→ WHAT YOU SHOULD DO
Print the listing that follows, character for character.

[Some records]

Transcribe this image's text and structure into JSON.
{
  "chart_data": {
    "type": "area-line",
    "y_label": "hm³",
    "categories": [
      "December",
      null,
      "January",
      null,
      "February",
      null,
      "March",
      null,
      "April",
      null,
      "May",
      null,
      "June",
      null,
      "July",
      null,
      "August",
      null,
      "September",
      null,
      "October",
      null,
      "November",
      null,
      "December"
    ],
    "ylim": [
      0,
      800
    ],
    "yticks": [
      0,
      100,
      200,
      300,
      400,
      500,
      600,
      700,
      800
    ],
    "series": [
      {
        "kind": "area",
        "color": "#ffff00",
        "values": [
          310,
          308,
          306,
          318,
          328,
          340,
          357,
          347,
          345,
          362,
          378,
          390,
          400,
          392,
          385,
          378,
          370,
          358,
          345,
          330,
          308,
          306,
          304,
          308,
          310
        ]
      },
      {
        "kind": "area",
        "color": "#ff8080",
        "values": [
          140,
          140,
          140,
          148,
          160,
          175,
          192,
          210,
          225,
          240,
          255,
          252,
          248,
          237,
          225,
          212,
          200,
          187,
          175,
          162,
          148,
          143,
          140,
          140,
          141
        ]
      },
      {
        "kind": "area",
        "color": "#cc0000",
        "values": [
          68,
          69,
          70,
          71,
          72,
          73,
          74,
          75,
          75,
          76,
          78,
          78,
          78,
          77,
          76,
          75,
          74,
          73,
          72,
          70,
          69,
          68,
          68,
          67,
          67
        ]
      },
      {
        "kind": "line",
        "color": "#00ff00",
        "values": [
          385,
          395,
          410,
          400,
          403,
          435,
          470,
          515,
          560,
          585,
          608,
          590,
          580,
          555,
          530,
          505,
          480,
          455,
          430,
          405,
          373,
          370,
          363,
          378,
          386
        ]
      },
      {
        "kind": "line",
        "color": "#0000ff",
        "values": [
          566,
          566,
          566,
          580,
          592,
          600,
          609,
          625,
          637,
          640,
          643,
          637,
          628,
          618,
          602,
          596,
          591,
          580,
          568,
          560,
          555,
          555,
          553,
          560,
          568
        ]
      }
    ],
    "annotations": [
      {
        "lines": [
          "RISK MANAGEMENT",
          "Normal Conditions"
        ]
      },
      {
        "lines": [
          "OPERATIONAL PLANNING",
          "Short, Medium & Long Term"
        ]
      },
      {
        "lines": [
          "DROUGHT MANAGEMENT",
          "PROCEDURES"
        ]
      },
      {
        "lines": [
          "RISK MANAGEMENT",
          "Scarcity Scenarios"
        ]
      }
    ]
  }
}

→ SOLUTION TO THIS PROBLEM
Transcribe this image's text and structure into JSON.
{
  "chart_data": {
    "type": "area-line",
    "y_label": "hm³",
    "categories": [
      "December",
      null,
      "January",
      null,
      "February",
      null,
      "March",
      null,
      "April",
      null,
      "May",
      null,
      "June",
      null,
      "July",
      null,
      "August",
      null,
      "September",
      null,
      "October",
      null,
      "November",
      null,
      "December"
    ],
    "ylim": [
      0,
      800
    ],
    "yticks": [
      0,
      100,
      200,
      300,
      400,
      500,
      600,
      700,
      800
    ],
    "series": [
      {
        "kind": "area",
        "color": "#ffff00",
        "values": [
          310,
          308,
          306,
          318,
          328,
          340,
          357,
          347,
          345,
          362,
          378,
          390,
          400,
          392,
          385,
          378,
          370,
          358,
          345,
          330,
          308,
          306,
          304,
          308,
          310
        ]
      },
      {
        "kind": "area",
        "color": "#ff8080",
        "values": [
          140,
          140,
          140,
          148,
          160,
          175,
          192,
          210,
          225,
          240,
          255,
          252,
          248,
          237,
          225,
          212,
          200,
          187,
          175,
          162,
          148,
          143,
          140,
          140,
          141
        ]
      },
      {
        "kind": "area",
        "color": "#cc0000",
        "values": [
          68,
          69,
          70,
          71,
          72,
          73,
          74,
          75,
          75,
          76,
          78,
          78,
          78,
          77,
          76,
          75,
          74,
          73,
          72,
          70,
          69,
          68,
          68,
          67,
          67
        ]
      },
      {
        "kind": "line",
        "color": "#00ff00",
        "values": [
          385,
          395,
          410,
          400,
          403,
          435,
          470,
          515,
          560,
          585,
          608,
          590,
          580,
          555,
          530,
          505,
          480,
          455,
          430,
          405,
          373,
          370,
          363,
          378,
          386
        ]
      },
      {
        "kind": "line",
        "color": "#0000ff",
        "values": [
          566,
          566,
          566,
          580,
          592,
          600,
          609,
          625,
          637,
          640,
          643,
          637,
          628,
          618,
          602,
          596,
          591,
          580,
          568,
          560,
          555,
          555,
          553,
          560,
          568
        ]
      }
    ],
    "annotations": [
      {
        "lines": [
          "RISK MANAGEMENT",
          "Normal Conditions"
        ]
      },
      {
        "lines": [
          "OPERATIONAL PLANNING",
          "Short, Medium & Long Term"
        ]
      },
      {
        "lines": [
          "DROUGHT MANAGEMENT",
          "PROCEDURES"
        ]
      },
      {
        "lines": [
          "RISK MANAGEMENT",
          "Scarcity Scenarios"
        ]
      }
    ]
  }
}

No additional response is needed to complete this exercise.